Requirement ::
Starting at the line that contains "Parse this screenshot: output", reproduce every line through the end of the entries below, with no pictures in the copy.

Source records ::
%%

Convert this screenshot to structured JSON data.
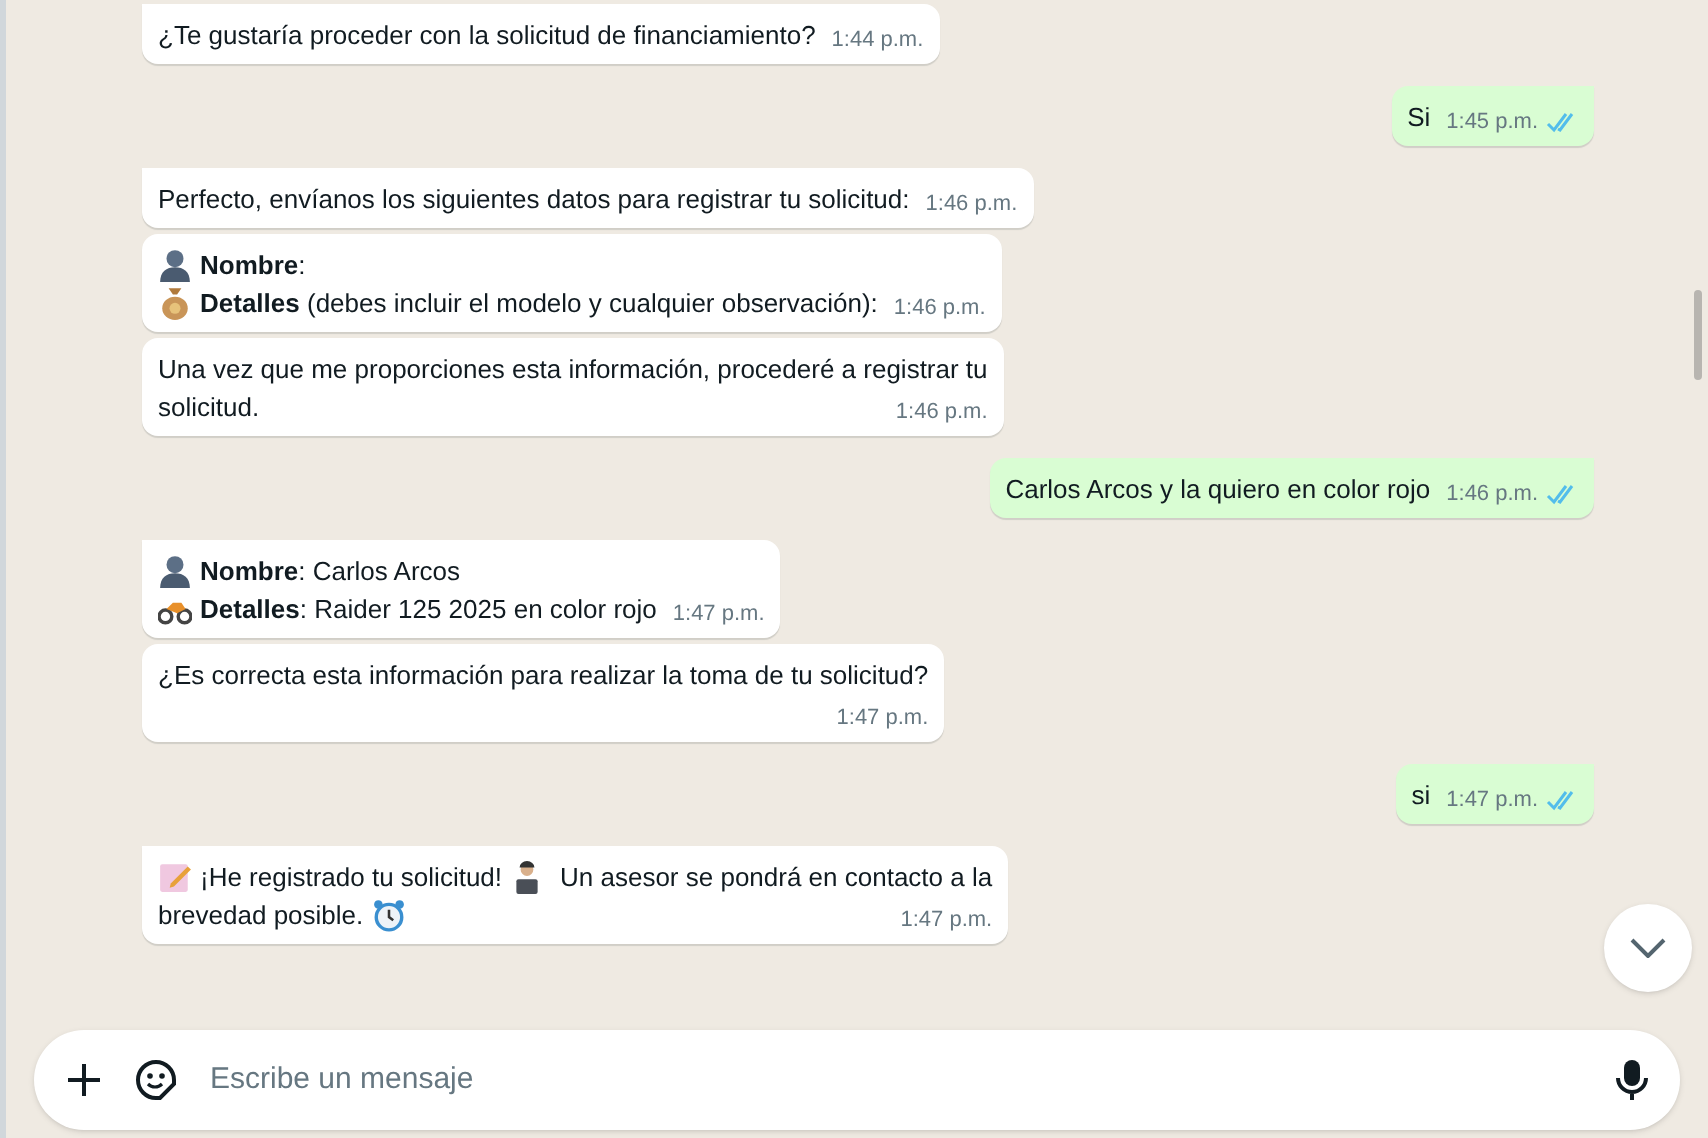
{
  "messages": [
    {
      "kind": "incoming",
      "lines": [
        {
          "text": "¿Te gustaría proceder con la solicitud de financiamiento?"
        }
      ],
      "time": "1:44 p.m."
    },
    {
      "kind": "outgoing",
      "lines": [
        {
          "text": "Si"
        }
      ],
      "time": "1:45 p.m.",
      "read": true
    },
    {
      "kind": "incoming",
      "lines": [
        {
          "text": "Perfecto, envíanos los siguientes datos para registrar tu solicitud:"
        }
      ],
      "time": "1:46 p.m."
    },
    {
      "kind": "incoming",
      "lines": [
        {
          "kind": "person",
          "text": "**Nombre**:"
        },
        {
          "kind": "money",
          "text": "**Detalles** (debes incluir el modelo y cualquier observación):"
        }
      ],
      "time": "1:46 p.m."
    },
    {
      "kind": "incoming",
      "lines": [
        {
          "text": "Una vez que me proporciones esta información, procederé a registrar tu"
        },
        {
          "text": "solicitud."
        }
      ],
      "time": "1:46 p.m."
    },
    {
      "kind": "outgoing",
      "lines": [
        {
          "text": "Carlos Arcos y la quiero en color rojo"
        }
      ],
      "time": "1:46 p.m.",
      "read": true
    },
    {
      "kind": "incoming",
      "lines": [
        {
          "kind": "person",
          "text": "**Nombre**: Carlos Arcos"
        },
        {
          "kind": "motorcycle",
          "text": "**Detalles**: Raider 125 2025 en color rojo"
        }
      ],
      "time": "1:47 p.m."
    },
    {
      "kind": "incoming",
      "lines": [
        {
          "text": "¿Es correcta esta información para realizar la toma de tu solicitud?"
        }
      ],
      "time": "1:47 p.m.",
      "time_row": true
    },
    {
      "kind": "outgoing",
      "lines": [
        {
          "text": "si"
        }
      ],
      "time": "1:47 p.m.",
      "read": true
    },
    {
      "kind": "incoming",
      "lines": [
        {
          "kind": "memo",
          "text": "¡He registrado tu solicitud!",
          "parts": [
            {
              "kind": "laptop"
            },
            {
              "kind": "text",
              "text": "Un asesor se pondrá en contacto a la"
            }
          ]
        },
        {
          "text": "brevedad posible.",
          "parts": [
            {
              "kind": "clock"
            }
          ]
        }
      ],
      "time": "1:47 p.m."
    }
  ],
  "composer": {
    "placeholder": "Escribe un mensaje"
  }
}
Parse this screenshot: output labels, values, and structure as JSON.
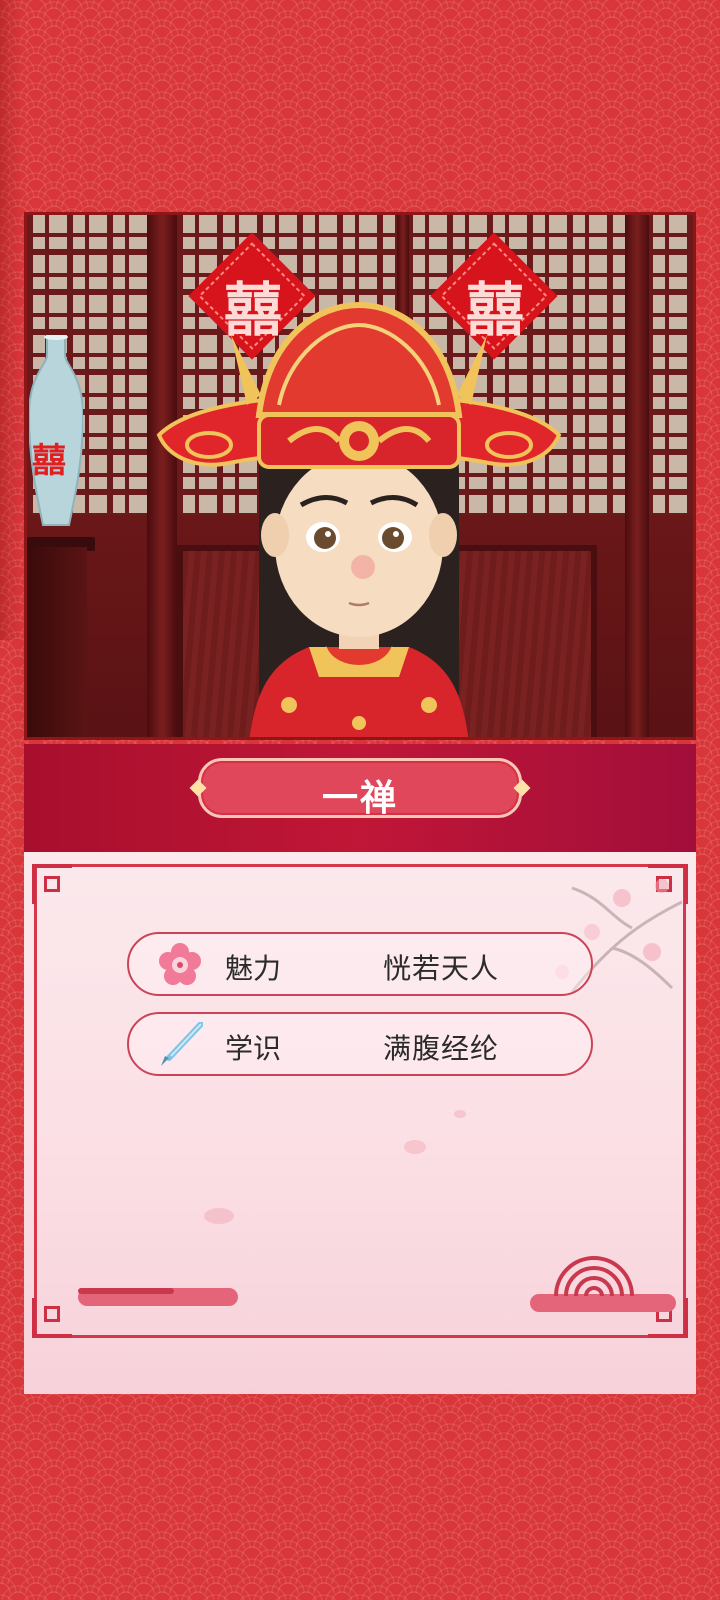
{
  "character": {
    "name": "一禅"
  },
  "scene": {
    "papercut_left": "囍",
    "papercut_right": "囍",
    "vase_char": "囍"
  },
  "stats": [
    {
      "icon": "plum-blossom-icon",
      "label": "魅力",
      "value": "恍若天人"
    },
    {
      "icon": "calligraphy-brush-icon",
      "label": "学识",
      "value": "满腹经纶"
    }
  ],
  "colors": {
    "background_red": "#d9363a",
    "name_band": "#c01637",
    "name_plate": "#e0475a",
    "card_pink": "#fbe9ec",
    "frame_red": "#d5384b"
  }
}
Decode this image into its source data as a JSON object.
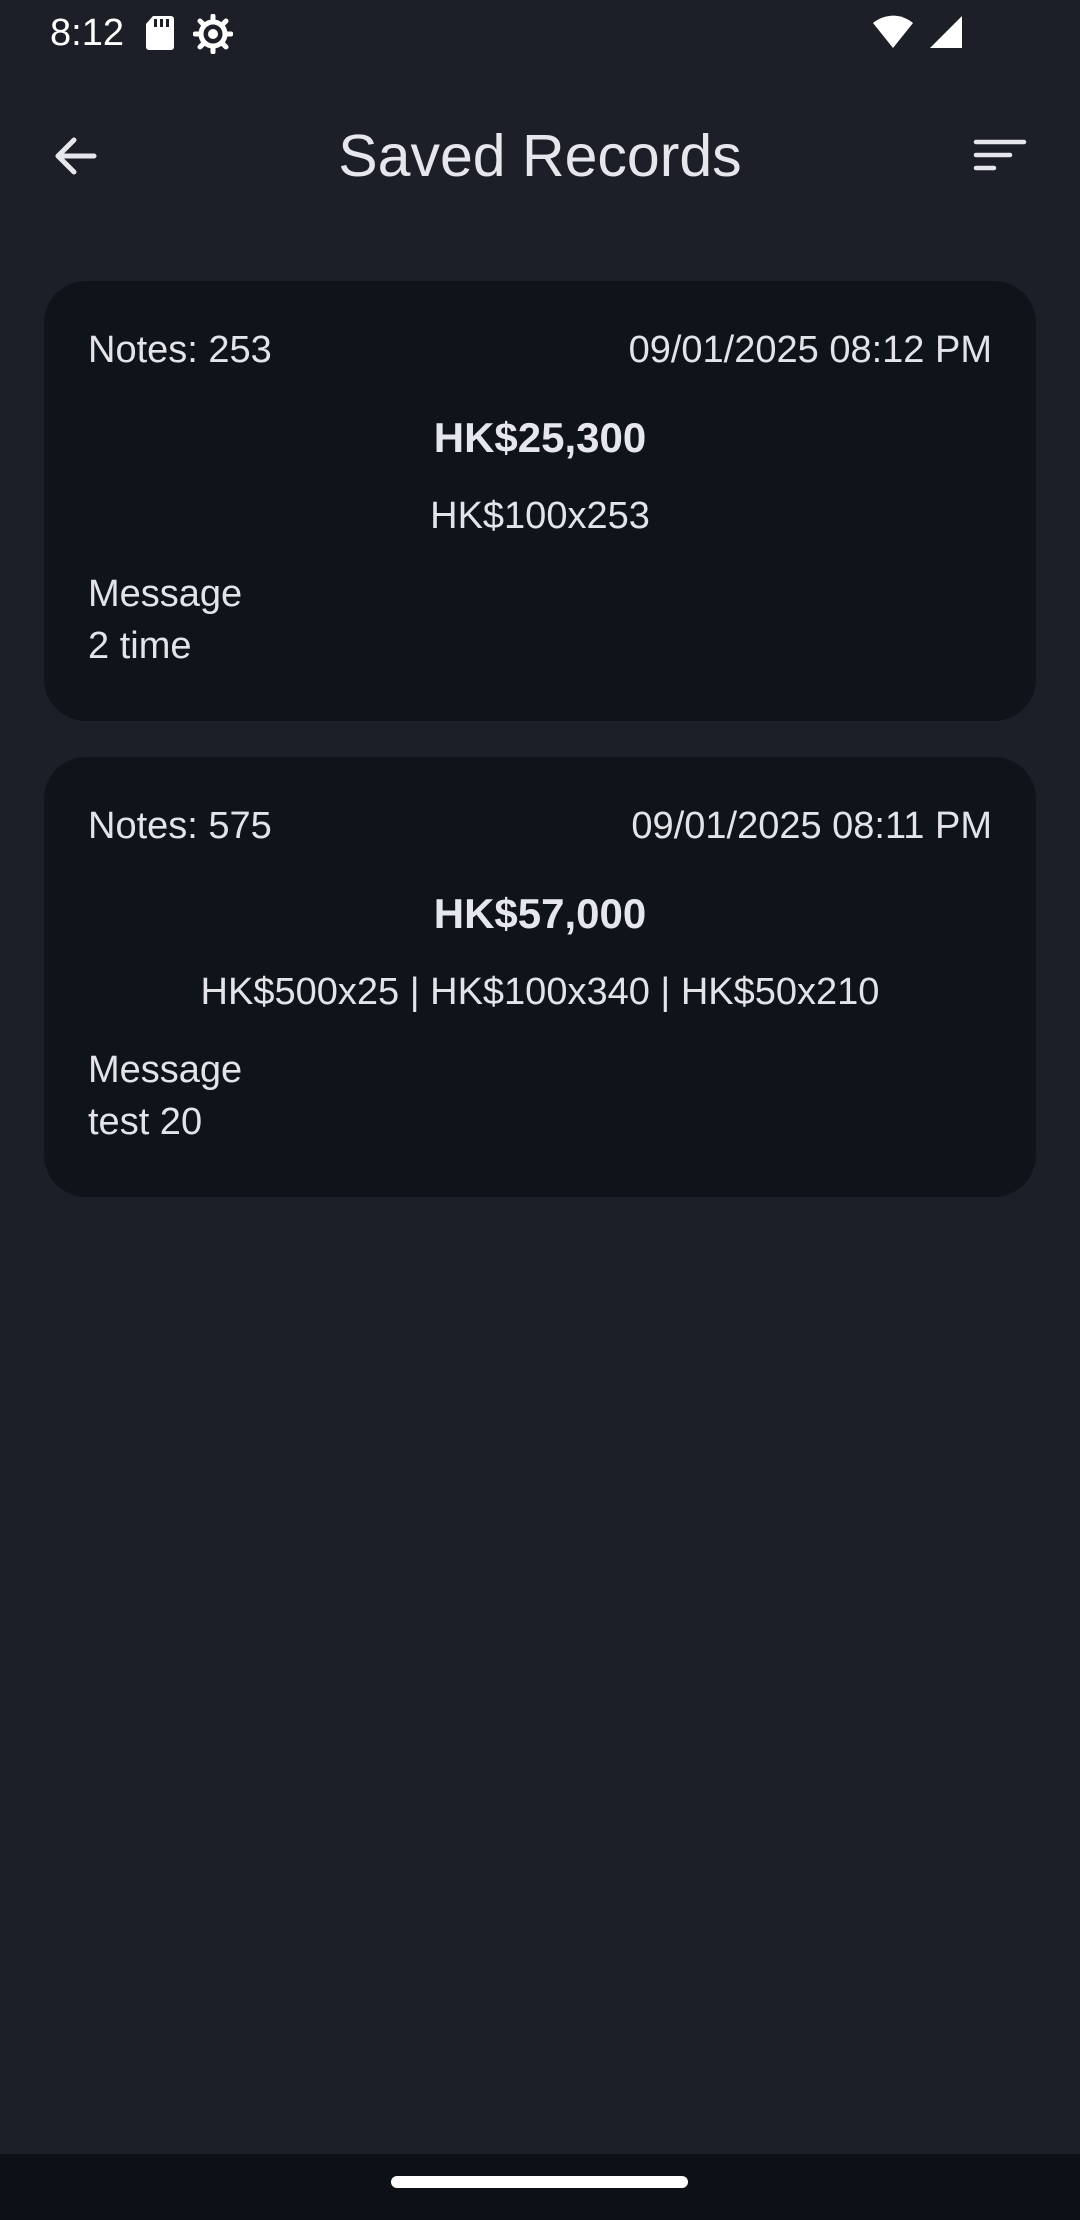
{
  "status_bar": {
    "time": "8:12",
    "left_icons": [
      "sd-card-icon",
      "settings-gear-icon"
    ],
    "right_icons": [
      "wifi-icon",
      "cell-signal-icon"
    ]
  },
  "app_bar": {
    "title": "Saved Records",
    "back_icon": "arrow-left-icon",
    "sort_icon": "sort-icon"
  },
  "records": [
    {
      "notes": "Notes: 253",
      "datetime": "09/01/2025 08:12 PM",
      "total": "HK$25,300",
      "breakdown": "HK$100x253",
      "message_label": "Message",
      "message": "2 time"
    },
    {
      "notes": "Notes: 575",
      "datetime": "09/01/2025 08:11 PM",
      "total": "HK$57,000",
      "breakdown": "HK$500x25 | HK$100x340 | HK$50x210",
      "message_label": "Message",
      "message": "test 20"
    }
  ],
  "colors": {
    "background": "#1c1f27",
    "card": "#0f131a",
    "text": "#e3e4e8"
  }
}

%%

Output of the exercise ::
Parse this screenshot: output labels, values, and structure as JSON.
{
  "character": {
    "name": "一禅"
  },
  "scene": {
    "papercut_left": "囍",
    "papercut_right": "囍",
    "vase_char": "囍"
  },
  "stats": [
    {
      "icon": "plum-blossom-icon",
      "label": "魅力",
      "value": "恍若天人"
    },
    {
      "icon": "calligraphy-brush-icon",
      "label": "学识",
      "value": "满腹经纶"
    }
  ],
  "colors": {
    "background_red": "#d9363a",
    "name_band": "#c01637",
    "name_plate": "#e0475a",
    "card_pink": "#fbe9ec",
    "frame_red": "#d5384b"
  }
}
Decode this image into its source data as a JSON object.
{
  "status_bar": {
    "time": "8:12",
    "left_icons": [
      "sd-card-icon",
      "settings-gear-icon"
    ],
    "right_icons": [
      "wifi-icon",
      "cell-signal-icon"
    ]
  },
  "app_bar": {
    "title": "Saved Records",
    "back_icon": "arrow-left-icon",
    "sort_icon": "sort-icon"
  },
  "records": [
    {
      "notes": "Notes: 253",
      "datetime": "09/01/2025 08:12 PM",
      "total": "HK$25,300",
      "breakdown": "HK$100x253",
      "message_label": "Message",
      "message": "2 time"
    },
    {
      "notes": "Notes: 575",
      "datetime": "09/01/2025 08:11 PM",
      "total": "HK$57,000",
      "breakdown": "HK$500x25 | HK$100x340 | HK$50x210",
      "message_label": "Message",
      "message": "test 20"
    }
  ],
  "colors": {
    "background": "#1c1f27",
    "card": "#0f131a",
    "text": "#e3e4e8"
  }
}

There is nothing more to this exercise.